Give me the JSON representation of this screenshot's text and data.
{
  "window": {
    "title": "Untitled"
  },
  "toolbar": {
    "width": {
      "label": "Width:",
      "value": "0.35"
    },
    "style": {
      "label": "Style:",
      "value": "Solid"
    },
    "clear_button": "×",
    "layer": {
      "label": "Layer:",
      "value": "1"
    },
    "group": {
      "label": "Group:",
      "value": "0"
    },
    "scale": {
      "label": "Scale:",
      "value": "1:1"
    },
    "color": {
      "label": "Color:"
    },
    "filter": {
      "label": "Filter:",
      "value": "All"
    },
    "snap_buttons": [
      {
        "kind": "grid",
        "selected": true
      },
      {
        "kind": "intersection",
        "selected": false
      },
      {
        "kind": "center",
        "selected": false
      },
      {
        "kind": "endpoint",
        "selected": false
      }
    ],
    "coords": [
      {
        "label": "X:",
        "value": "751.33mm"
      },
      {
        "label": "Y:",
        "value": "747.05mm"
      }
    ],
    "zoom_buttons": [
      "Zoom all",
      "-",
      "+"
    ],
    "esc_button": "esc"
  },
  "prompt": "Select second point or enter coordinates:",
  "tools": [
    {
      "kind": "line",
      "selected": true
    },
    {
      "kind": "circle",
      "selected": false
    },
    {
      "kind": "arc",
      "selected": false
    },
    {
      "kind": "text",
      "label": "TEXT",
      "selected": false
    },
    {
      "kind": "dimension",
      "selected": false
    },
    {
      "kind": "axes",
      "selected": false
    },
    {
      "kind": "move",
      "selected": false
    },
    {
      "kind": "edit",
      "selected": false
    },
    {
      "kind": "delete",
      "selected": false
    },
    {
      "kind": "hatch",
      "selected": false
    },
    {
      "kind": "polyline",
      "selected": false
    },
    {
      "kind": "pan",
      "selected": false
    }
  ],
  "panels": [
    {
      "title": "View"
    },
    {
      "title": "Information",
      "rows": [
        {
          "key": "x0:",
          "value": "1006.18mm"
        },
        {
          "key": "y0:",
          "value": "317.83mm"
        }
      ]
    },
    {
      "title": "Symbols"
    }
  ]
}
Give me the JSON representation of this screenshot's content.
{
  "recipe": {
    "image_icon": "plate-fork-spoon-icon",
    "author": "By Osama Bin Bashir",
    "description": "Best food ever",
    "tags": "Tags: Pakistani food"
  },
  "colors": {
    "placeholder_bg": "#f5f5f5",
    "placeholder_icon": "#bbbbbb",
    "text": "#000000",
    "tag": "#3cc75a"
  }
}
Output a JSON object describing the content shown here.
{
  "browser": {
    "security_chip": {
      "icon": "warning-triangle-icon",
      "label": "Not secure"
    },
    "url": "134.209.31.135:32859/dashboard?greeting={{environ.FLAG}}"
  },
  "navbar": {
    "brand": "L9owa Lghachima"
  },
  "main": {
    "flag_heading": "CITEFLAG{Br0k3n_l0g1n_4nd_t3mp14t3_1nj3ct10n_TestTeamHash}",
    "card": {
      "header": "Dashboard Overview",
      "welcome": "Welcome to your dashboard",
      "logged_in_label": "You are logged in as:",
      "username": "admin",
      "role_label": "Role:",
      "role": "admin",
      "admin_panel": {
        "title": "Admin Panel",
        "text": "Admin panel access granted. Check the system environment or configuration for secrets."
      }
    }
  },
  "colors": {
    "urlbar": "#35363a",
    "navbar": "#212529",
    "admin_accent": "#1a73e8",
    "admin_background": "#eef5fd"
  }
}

# # # # #

Problem to work on ▸ Output every record above exactly as it appears.

Answer for the task ▸
Give me the JSON representation of this screenshot's text and data.
{
  "window": {
    "title": "Untitled"
  },
  "toolbar": {
    "width": {
      "label": "Width:",
      "value": "0.35"
    },
    "style": {
      "label": "Style:",
      "value": "Solid"
    },
    "clear_button": "×",
    "layer": {
      "label": "Layer:",
      "value": "1"
    },
    "group": {
      "label": "Group:",
      "value": "0"
    },
    "scale": {
      "label": "Scale:",
      "value": "1:1"
    },
    "color": {
      "label": "Color:"
    },
    "filter": {
      "label": "Filter:",
      "value": "All"
    },
    "snap_buttons": [
      {
        "kind": "grid",
        "selected": true
      },
      {
        "kind": "intersection",
        "selected": false
      },
      {
        "kind": "center",
        "selected": false
      },
      {
        "kind": "endpoint",
        "selected": false
      }
    ],
    "coords": [
      {
        "label": "X:",
        "value": "751.33mm"
      },
      {
        "label": "Y:",
        "value": "747.05mm"
      }
    ],
    "zoom_buttons": [
      "Zoom all",
      "-",
      "+"
    ],
    "esc_button": "esc"
  },
  "prompt": "Select second point or enter coordinates:",
  "tools": [
    {
      "kind": "line",
      "selected": true
    },
    {
      "kind": "circle",
      "selected": false
    },
    {
      "kind": "arc",
      "selected": false
    },
    {
      "kind": "text",
      "label": "TEXT",
      "selected": false
    },
    {
      "kind": "dimension",
      "selected": false
    },
    {
      "kind": "axes",
      "selected": false
    },
    {
      "kind": "move",
      "selected": false
    },
    {
      "kind": "edit",
      "selected": false
    },
    {
      "kind": "delete",
      "selected": false
    },
    {
      "kind": "hatch",
      "selected": false
    },
    {
      "kind": "polyline",
      "selected": false
    },
    {
      "kind": "pan",
      "selected": false
    }
  ],
  "panels": [
    {
      "title": "View"
    },
    {
      "title": "Information",
      "rows": [
        {
          "key": "x0:",
          "value": "1006.18mm"
        },
        {
          "key": "y0:",
          "value": "317.83mm"
        }
      ]
    },
    {
      "title": "Symbols"
    }
  ]
}
Give me the JSON representation of this screenshot's content.
{
  "recipe": {
    "image_icon": "plate-fork-spoon-icon",
    "author": "By Osama Bin Bashir",
    "description": "Best food ever",
    "tags": "Tags: Pakistani food"
  },
  "colors": {
    "placeholder_bg": "#f5f5f5",
    "placeholder_icon": "#bbbbbb",
    "text": "#000000",
    "tag": "#3cc75a"
  }
}
Output a JSON object describing the content shown here.
{
  "browser": {
    "security_chip": {
      "icon": "warning-triangle-icon",
      "label": "Not secure"
    },
    "url": "134.209.31.135:32859/dashboard?greeting={{environ.FLAG}}"
  },
  "navbar": {
    "brand": "L9owa Lghachima"
  },
  "main": {
    "flag_heading": "CITEFLAG{Br0k3n_l0g1n_4nd_t3mp14t3_1nj3ct10n_TestTeamHash}",
    "card": {
      "header": "Dashboard Overview",
      "welcome": "Welcome to your dashboard",
      "logged_in_label": "You are logged in as:",
      "username": "admin",
      "role_label": "Role:",
      "role": "admin",
      "admin_panel": {
        "title": "Admin Panel",
        "text": "Admin panel access granted. Check the system environment or configuration for secrets."
      }
    }
  },
  "colors": {
    "urlbar": "#35363a",
    "navbar": "#212529",
    "admin_accent": "#1a73e8",
    "admin_background": "#eef5fd"
  }
}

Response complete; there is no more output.